• **INSTRUCTIONS**:
1. In the CentralNotice change notice, why is the banner id now stored with the revtag object?
2. Do these statements agree with the CentralNotice change notice? (a) The change modifies three files. (b) The patch alone takes 800 objects on meta down to about 250. (c) Nikerabbit gave the final approval. For each, answer yes or no and quote the words from the notice that decide it.
3. Pick up the CentralNotice change notice where it stops and write the next part.

Adamw has submitted this change and it was merged.

Change subject: Clean up CentralNotice Translation Metadata
......................................................................


Clean up CentralNotice Translation Metadata

Right now the translation metadata job is running very slowly --
part of this problem is that there is a lot of junk metadata
that we have to process.

So... the maintenance script cleans things up. And I'm now putting
the banner id in with the revtag object so that we can eventually
look to see if the banner is archived or attached only to archived
campaigns or something.

E.g. this patch alone will take 800 objects on meta down to ~250.

Bug: 53769
Bug: 53792
Change-Id: If9ae70977ee0f008f65ef8f742acafb991b4d221
---
M includes/Banner.php
A maintenance/CleanCNTranslateMetadata.php
2 files changed, 142 insertions(+), 5 deletions(-)

Approvals:
  Adamw: Looks good to me, approved
  Nikerabbit: Looks good to me, but someone else must approve
  Mwalker: Looks good to me, but someone else must approve



diff --git a/includes/Banner.php b/includes/Banner.php
index 5cdbe59..9319485 100644
--- a/includes/Banner.php
+++ b/includes/Banner.php
@@ -842,7 +842,7 @@
                                        $fields = $this->extractMessageFields( 
$this->bodyContent );
                                        if ( count( $fields ) > 0 ) {
                                                // Tag the banner for 
translation
-                                               Banner::addTag( 
'banner:translate', $revisionId, $pageId );
+                                               Banner::addTag( 
'banner:translate', $revisionId, $pageId, $this->getId() );
                                                $this->runTranslateJob = true;
                                        }
                                }
@@ -1147,25 +1147,27 @@
         * @param string $tag The name of the tag
         * @param integer $revisionId ID of the revision
         * @param integer $pageId ID of the MediaWiki page for the banner
-        * @param string $value Value to store for the tag
+        * @param string $bannerId ID of banner this revtag belongs to
         * @throws MWException
         */
-       static function addTag( $tag, $revisionId, $pageId, $value = null ) {
+       static function addTag( $tag, $revisionId, $pageId, $bannerId ) {
                $dbw = CNDatabase::getDb();
 
                if ( is_object( $revisionId ) ) {
                        throw new MWException( 'Got object, excepted id' );
                }
 
+               // There should only ever be one tag applied to a banner object
+               Banner::removeTag( $tag, $pageId );
+
                $conds = array(
                        'rt_page' => $pageId,
                        'rt_type' => RevTag::getType( $tag ),
                        'rt_revision' => $revisionId
                );
-               $dbw->delete( 'revtag', $conds, __METHOD__ );
 
                if ( $value !== null ) {
-                       $conds['rt_value'] = serialize( implode( '|', $value )

• **DATASET EXTRACT**:
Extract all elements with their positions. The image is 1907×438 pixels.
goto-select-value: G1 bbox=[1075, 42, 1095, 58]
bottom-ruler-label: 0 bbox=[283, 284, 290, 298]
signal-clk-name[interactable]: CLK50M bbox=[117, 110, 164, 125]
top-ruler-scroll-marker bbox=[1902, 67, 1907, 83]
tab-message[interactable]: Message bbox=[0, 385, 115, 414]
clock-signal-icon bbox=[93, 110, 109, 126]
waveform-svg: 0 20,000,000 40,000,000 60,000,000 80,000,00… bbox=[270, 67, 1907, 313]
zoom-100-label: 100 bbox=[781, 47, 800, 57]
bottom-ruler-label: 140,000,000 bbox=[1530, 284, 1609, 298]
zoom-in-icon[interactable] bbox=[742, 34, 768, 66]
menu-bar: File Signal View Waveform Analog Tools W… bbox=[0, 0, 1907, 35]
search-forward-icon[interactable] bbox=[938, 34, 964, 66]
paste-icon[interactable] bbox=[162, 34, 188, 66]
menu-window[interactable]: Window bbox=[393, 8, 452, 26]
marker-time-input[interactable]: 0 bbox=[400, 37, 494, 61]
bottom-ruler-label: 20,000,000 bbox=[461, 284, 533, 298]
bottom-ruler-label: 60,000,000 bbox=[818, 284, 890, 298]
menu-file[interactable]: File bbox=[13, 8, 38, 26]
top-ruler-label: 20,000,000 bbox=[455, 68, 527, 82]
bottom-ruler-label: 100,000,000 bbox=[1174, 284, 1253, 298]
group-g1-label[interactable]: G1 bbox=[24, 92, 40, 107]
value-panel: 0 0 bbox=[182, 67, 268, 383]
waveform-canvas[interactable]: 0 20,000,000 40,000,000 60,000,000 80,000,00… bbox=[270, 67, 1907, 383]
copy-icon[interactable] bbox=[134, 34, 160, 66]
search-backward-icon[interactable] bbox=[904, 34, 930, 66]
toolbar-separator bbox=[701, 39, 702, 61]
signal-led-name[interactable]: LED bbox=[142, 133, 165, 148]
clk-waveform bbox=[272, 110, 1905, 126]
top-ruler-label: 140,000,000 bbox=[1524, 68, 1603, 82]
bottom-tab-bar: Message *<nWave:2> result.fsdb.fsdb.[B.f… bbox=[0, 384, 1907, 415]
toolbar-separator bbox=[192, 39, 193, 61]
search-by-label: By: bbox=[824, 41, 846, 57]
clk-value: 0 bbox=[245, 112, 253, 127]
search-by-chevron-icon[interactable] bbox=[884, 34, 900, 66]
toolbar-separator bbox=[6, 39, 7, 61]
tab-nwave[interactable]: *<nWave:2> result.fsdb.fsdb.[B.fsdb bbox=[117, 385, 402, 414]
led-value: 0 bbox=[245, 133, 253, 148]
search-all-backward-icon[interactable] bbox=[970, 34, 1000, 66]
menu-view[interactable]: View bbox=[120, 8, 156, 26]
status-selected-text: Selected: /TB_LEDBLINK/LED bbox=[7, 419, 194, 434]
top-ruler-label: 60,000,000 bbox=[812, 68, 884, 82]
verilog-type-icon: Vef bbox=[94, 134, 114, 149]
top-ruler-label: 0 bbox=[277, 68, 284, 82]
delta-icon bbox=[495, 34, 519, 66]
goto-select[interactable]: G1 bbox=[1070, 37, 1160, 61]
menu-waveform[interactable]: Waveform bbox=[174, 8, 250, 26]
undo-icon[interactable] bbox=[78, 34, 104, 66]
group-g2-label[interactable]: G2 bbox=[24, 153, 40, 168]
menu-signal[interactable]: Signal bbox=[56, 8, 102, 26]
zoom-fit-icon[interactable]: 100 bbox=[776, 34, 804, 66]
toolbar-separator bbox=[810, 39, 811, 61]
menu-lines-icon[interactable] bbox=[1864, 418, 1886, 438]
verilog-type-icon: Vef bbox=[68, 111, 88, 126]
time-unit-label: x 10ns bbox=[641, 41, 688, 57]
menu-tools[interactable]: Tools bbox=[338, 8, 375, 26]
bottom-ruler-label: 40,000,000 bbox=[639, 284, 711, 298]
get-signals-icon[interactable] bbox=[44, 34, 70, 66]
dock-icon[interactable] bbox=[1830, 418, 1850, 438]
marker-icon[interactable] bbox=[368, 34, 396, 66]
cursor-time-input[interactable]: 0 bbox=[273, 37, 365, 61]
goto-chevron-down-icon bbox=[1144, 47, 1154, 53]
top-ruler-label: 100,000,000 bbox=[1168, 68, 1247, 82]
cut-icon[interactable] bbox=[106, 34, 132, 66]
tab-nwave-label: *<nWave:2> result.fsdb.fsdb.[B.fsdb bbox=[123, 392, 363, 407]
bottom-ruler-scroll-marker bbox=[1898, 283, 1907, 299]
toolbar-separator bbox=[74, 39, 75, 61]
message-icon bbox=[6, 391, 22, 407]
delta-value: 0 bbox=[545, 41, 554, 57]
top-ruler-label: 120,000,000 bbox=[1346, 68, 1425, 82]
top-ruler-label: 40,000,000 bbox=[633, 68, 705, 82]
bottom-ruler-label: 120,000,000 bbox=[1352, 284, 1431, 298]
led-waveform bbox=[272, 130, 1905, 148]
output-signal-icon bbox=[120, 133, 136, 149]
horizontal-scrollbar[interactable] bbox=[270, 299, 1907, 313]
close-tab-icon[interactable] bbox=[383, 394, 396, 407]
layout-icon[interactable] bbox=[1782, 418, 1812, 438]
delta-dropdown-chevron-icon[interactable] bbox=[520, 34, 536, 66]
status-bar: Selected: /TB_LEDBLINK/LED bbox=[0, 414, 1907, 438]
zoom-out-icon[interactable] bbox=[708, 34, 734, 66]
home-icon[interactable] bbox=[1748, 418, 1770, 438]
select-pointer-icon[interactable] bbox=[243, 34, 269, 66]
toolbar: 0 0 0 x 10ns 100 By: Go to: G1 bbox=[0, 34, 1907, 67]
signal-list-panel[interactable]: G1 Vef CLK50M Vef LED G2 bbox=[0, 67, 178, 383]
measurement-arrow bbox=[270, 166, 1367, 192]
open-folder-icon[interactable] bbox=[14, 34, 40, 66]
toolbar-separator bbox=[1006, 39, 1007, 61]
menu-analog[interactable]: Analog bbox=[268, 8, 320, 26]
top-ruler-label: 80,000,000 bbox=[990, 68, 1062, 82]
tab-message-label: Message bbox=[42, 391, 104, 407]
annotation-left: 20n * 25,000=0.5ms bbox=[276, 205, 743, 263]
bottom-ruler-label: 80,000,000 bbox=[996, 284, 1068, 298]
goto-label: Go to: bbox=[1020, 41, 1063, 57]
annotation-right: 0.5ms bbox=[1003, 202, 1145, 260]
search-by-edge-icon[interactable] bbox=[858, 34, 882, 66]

• **EXERCISE RESPONSES**:
1. The banner id goes in with the revtag object so that someone can eventually check whether the banner is archived or attached only to archived campaigns.

2.
(a) No: "2 files changed, 142 insertions(+), 5 deletions(-)"
(b) Yes: "this patch alone will take 800 objects on meta down to ~250."
(c) No: "Nikerabbit: Looks good to me, but someone else must approve"

3.
);
+                       $conds['rt_value'] = $bannerId;
                }
 
                $dbw->insert( 'revtag', $conds, __METHOD__ );
diff --git a/maintenance/CleanCNTranslateMetadata.php 
b/maintenance/CleanCNTranslateMetadata.php
new file mode 100644
index 0000000..b93dbed
--- /dev/null
+++ b/maintenance/CleanCNTranslateMetadata.php
@@ -0,0 +1,135 @@
+<?php
+
+$IP = getenv( 'MW_INSTALL_PATH' );
+if ( $IP === false ) {
+       $IP = __DIR__ . '/../../..';
+}
+require_once "$IP/maintenance/Maintenance.php";
+
+/**
+ * Cleans up the Revision Tag table which is where CentralNotice stores
+ * metadata required for the Translate extension.
+ *
+ * So far this class:
+ * * Removes duplicate revision entries (there should be only one per banner)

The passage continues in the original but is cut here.